> **AIM OF THE EXERCISE**
Copy every line of the records below word for word, omitting the pictures.

> **AVAILABLE RECORDS**

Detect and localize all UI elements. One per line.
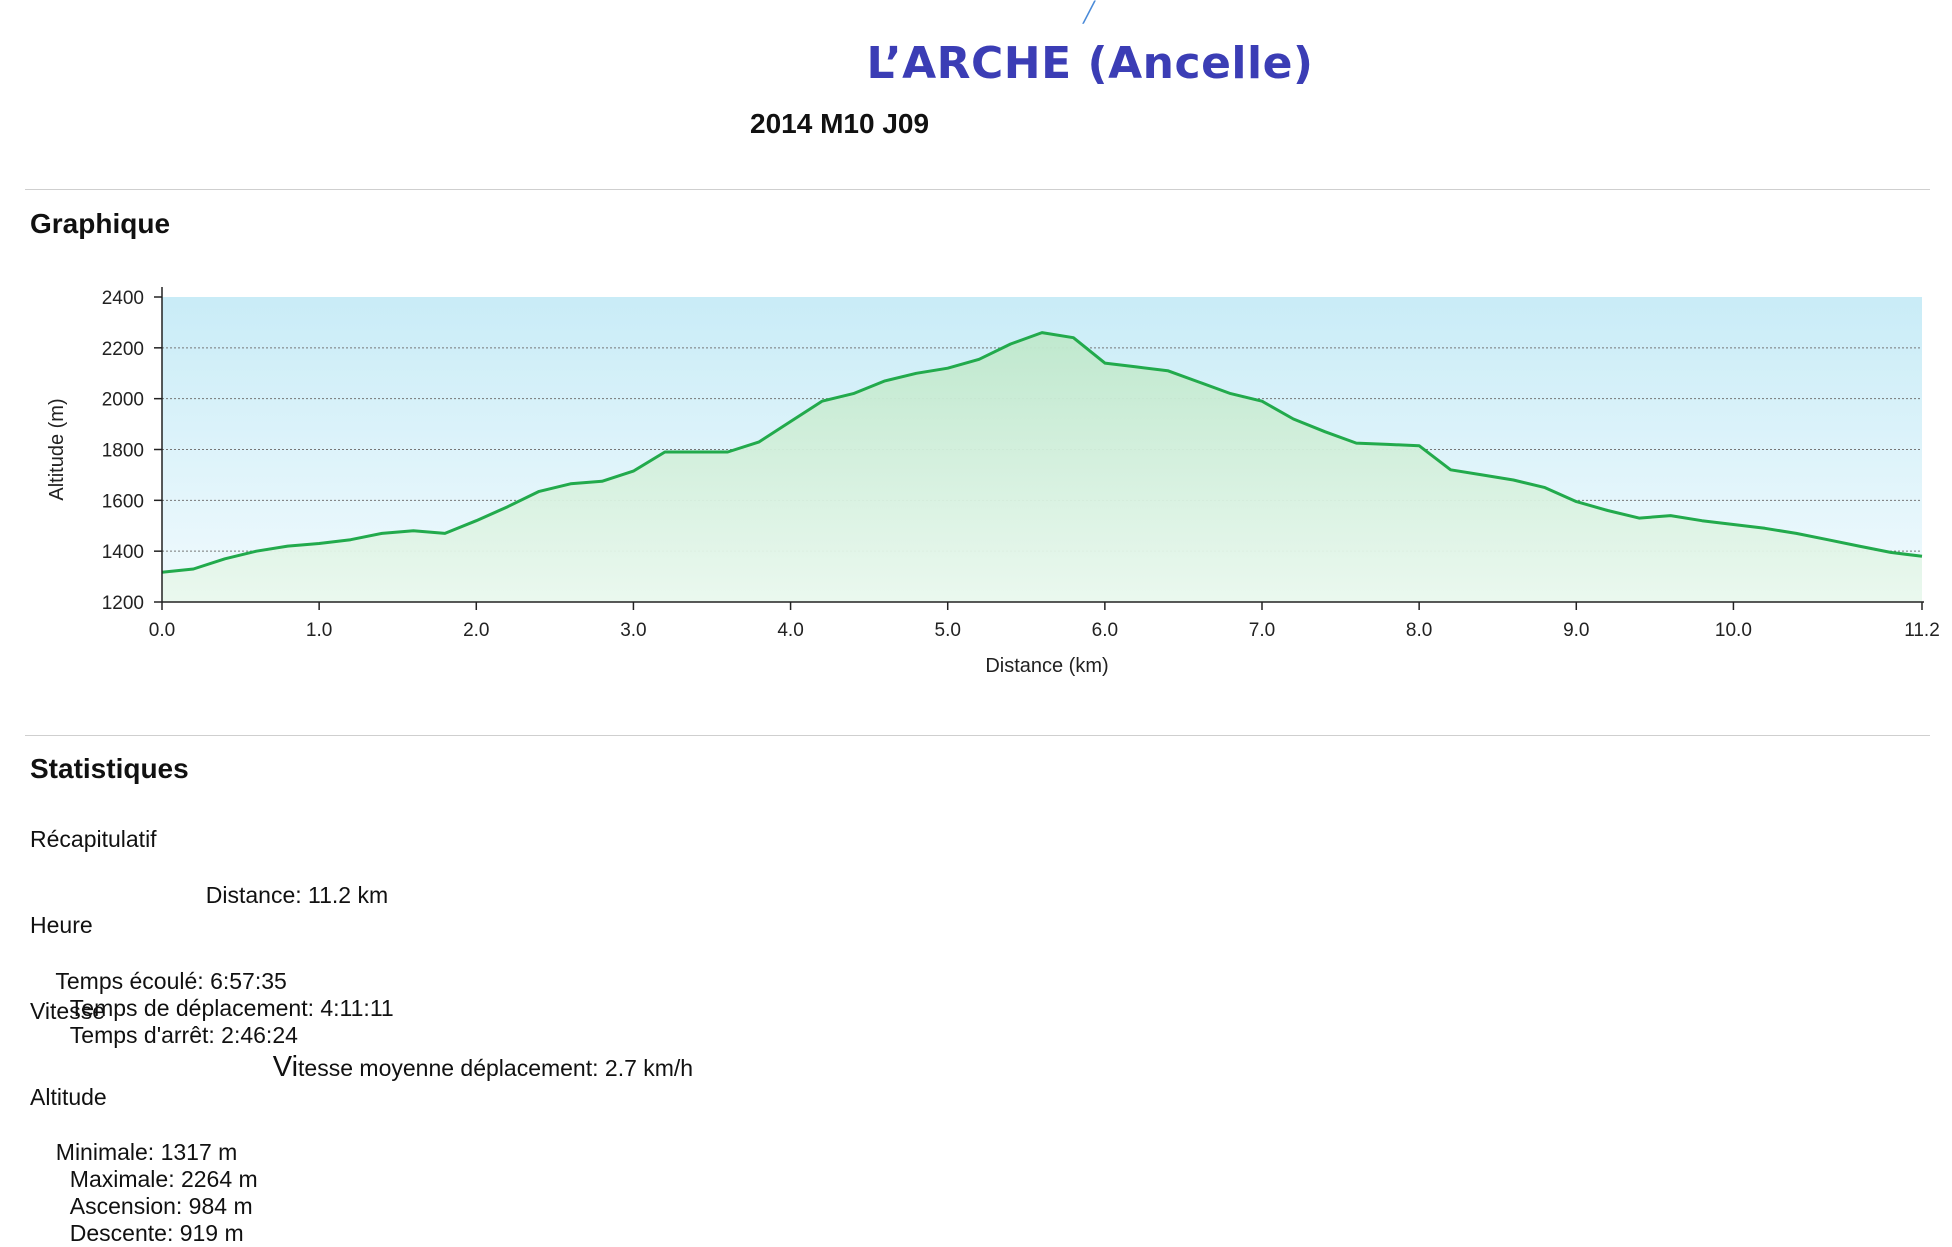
stat-avg-moving-speed: tesse moyenne déplacement: 2.7 km/h [298, 1055, 694, 1081]
divider-top [25, 189, 1930, 190]
speed-label: Vitesse [30, 998, 106, 1024]
page-subtitle: 2014 M10 J09 [750, 108, 930, 139]
stat-descent: Descente: 919 m [69, 1220, 244, 1246]
x-tick-label: 1.0 [306, 620, 332, 641]
altitude-label: Altitude [30, 1084, 107, 1110]
stat-ascent: Ascension: 984 m [69, 1193, 253, 1219]
y-tick-label: 1800 [102, 441, 144, 462]
x-tick-label: 3.0 [620, 620, 646, 641]
x-tick-label: 4.0 [777, 620, 803, 641]
stat-moving-time: Temps de déplacement: 4:11:11 [69, 995, 394, 1021]
y-axis-label: Altitude (m) [46, 398, 68, 500]
stat-stopped-time: Temps d'arrêt: 2:46:24 [69, 1022, 298, 1048]
stats-section-heading: Statistiques [30, 753, 189, 784]
stat-speed-prefix: Vi [272, 1051, 299, 1083]
x-tick-label: 7.0 [1249, 620, 1275, 641]
recap-line: Distance: 11.2 km [193, 855, 388, 909]
y-tick-label: 1600 [102, 491, 144, 512]
graph-section-heading: Graphique [30, 208, 171, 239]
x-tick-label: 0.0 [149, 620, 175, 641]
divider-middle [25, 735, 1930, 736]
speed-line: Vitesse moyenne déplacement: 2.7 km/h [260, 1024, 693, 1084]
stat-distance: Distance: 11.2 km [205, 882, 389, 908]
stat-max-altitude: Maximale: 2264 m [69, 1166, 258, 1192]
x-tick-label: 11.2 [1904, 620, 1940, 641]
time-label: Heure [30, 912, 93, 938]
time-line: Temps écoulé: 6:57:35 Temps de déplaceme… [43, 941, 394, 1049]
x-tick-label: 8.0 [1406, 620, 1432, 641]
y-tick-label: 2200 [102, 339, 144, 360]
y-tick-label: 2400 [102, 288, 144, 309]
elevation-area [162, 332, 1922, 602]
elevation-chart: 2400 2200 2000 1800 1600 1400 1200 0.0 1.0 2.0 3.0… [0, 270, 1952, 690]
x-axis-label: Distance (km) [985, 655, 1108, 677]
x-tick-label: 6.0 [1092, 620, 1118, 641]
x-tick-label: 10.0 [1715, 620, 1752, 641]
stat-min-altitude: Minimale: 1317 m [55, 1139, 238, 1165]
x-tick-label: 2.0 [463, 620, 489, 641]
page-title: L’ARCHE (Ancelle) [866, 38, 1314, 89]
recap-label: Récapitulatif [30, 826, 157, 852]
elevation-line [161, 331, 1923, 574]
decorative-mark: ╱ [1083, 2, 1096, 24]
y-tick-label: 1400 [102, 542, 144, 563]
y-tick-label: 1200 [102, 593, 144, 614]
x-tick-label: 9.0 [1563, 620, 1589, 641]
altitude-line: Minimale: 1317 m Maximale: 2264 m Ascens… [43, 1112, 258, 1247]
stat-elapsed-time: Temps écoulé: 6:57:35 [55, 968, 287, 994]
y-tick-label: 2000 [102, 390, 144, 411]
x-tick-label: 5.0 [935, 620, 961, 641]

> **TASK ANSWER**
Detect and localize all UI elements. One per line.
stat-avg-moving-speed: tesse moyenne déplacement: 2.7 km/h [298, 1055, 694, 1081]
divider-top [25, 189, 1930, 190]
speed-label: Vitesse [30, 998, 106, 1024]
page-subtitle: 2014 M10 J09 [750, 108, 930, 139]
stat-descent: Descente: 919 m [69, 1220, 244, 1246]
x-tick-label: 1.0 [306, 620, 332, 641]
altitude-label: Altitude [30, 1084, 107, 1110]
stat-ascent: Ascension: 984 m [69, 1193, 253, 1219]
y-tick-label: 1800 [102, 441, 144, 462]
x-tick-label: 3.0 [620, 620, 646, 641]
x-tick-label: 4.0 [777, 620, 803, 641]
stat-moving-time: Temps de déplacement: 4:11:11 [69, 995, 394, 1021]
y-axis-label: Altitude (m) [46, 398, 68, 500]
stat-stopped-time: Temps d'arrêt: 2:46:24 [69, 1022, 298, 1048]
stats-section-heading: Statistiques [30, 753, 189, 784]
stat-speed-prefix: Vi [272, 1051, 299, 1083]
x-tick-label: 7.0 [1249, 620, 1275, 641]
recap-line: Distance: 11.2 km [193, 855, 388, 909]
y-tick-label: 1600 [102, 491, 144, 512]
graph-section-heading: Graphique [30, 208, 171, 239]
x-tick-label: 0.0 [149, 620, 175, 641]
divider-middle [25, 735, 1930, 736]
speed-line: Vitesse moyenne déplacement: 2.7 km/h [260, 1024, 693, 1084]
stat-distance: Distance: 11.2 km [205, 882, 389, 908]
stat-max-altitude: Maximale: 2264 m [69, 1166, 258, 1192]
x-tick-label: 11.2 [1904, 620, 1940, 641]
time-label: Heure [30, 912, 93, 938]
time-line: Temps écoulé: 6:57:35 Temps de déplaceme… [43, 941, 394, 1049]
x-tick-label: 8.0 [1406, 620, 1432, 641]
y-tick-label: 2200 [102, 339, 144, 360]
y-tick-label: 2400 [102, 288, 144, 309]
elevation-area [162, 332, 1922, 602]
elevation-chart: 2400 2200 2000 1800 1600 1400 1200 0.0 1.0 2.0 3.0… [0, 270, 1952, 690]
x-axis-label: Distance (km) [985, 655, 1108, 677]
x-tick-label: 6.0 [1092, 620, 1118, 641]
x-tick-label: 10.0 [1715, 620, 1752, 641]
stat-min-altitude: Minimale: 1317 m [55, 1139, 238, 1165]
x-tick-label: 2.0 [463, 620, 489, 641]
page-title: L’ARCHE (Ancelle) [866, 38, 1314, 89]
recap-label: Récapitulatif [30, 826, 157, 852]
elevation-line [161, 331, 1923, 574]
decorative-mark: ╱ [1083, 2, 1096, 24]
y-tick-label: 1400 [102, 542, 144, 563]
y-tick-label: 1200 [102, 593, 144, 614]
x-tick-label: 9.0 [1563, 620, 1589, 641]
altitude-line: Minimale: 1317 m Maximale: 2264 m Ascens… [43, 1112, 258, 1247]
stat-elapsed-time: Temps écoulé: 6:57:35 [55, 968, 287, 994]
y-tick-label: 2000 [102, 390, 144, 411]
x-tick-label: 5.0 [935, 620, 961, 641]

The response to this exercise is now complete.